## Work instructions
Copy out every line of the records where the string "subtitle" occurs.

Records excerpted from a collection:
--- start ---

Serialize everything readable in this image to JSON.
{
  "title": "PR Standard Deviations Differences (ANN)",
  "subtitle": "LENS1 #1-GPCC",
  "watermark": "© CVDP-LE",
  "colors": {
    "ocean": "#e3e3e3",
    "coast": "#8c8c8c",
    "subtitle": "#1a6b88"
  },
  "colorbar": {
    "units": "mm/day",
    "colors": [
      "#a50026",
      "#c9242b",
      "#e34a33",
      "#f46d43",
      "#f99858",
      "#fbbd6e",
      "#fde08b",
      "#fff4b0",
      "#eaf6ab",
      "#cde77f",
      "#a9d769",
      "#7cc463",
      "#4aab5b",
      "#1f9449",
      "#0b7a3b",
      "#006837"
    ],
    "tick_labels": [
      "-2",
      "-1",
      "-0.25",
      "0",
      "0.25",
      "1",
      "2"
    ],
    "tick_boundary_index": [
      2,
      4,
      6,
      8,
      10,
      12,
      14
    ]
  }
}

--- end ---

## Output below
  "subtitle": "LENS1 #1-GPCC",
    "subtitle": "#1a6b88"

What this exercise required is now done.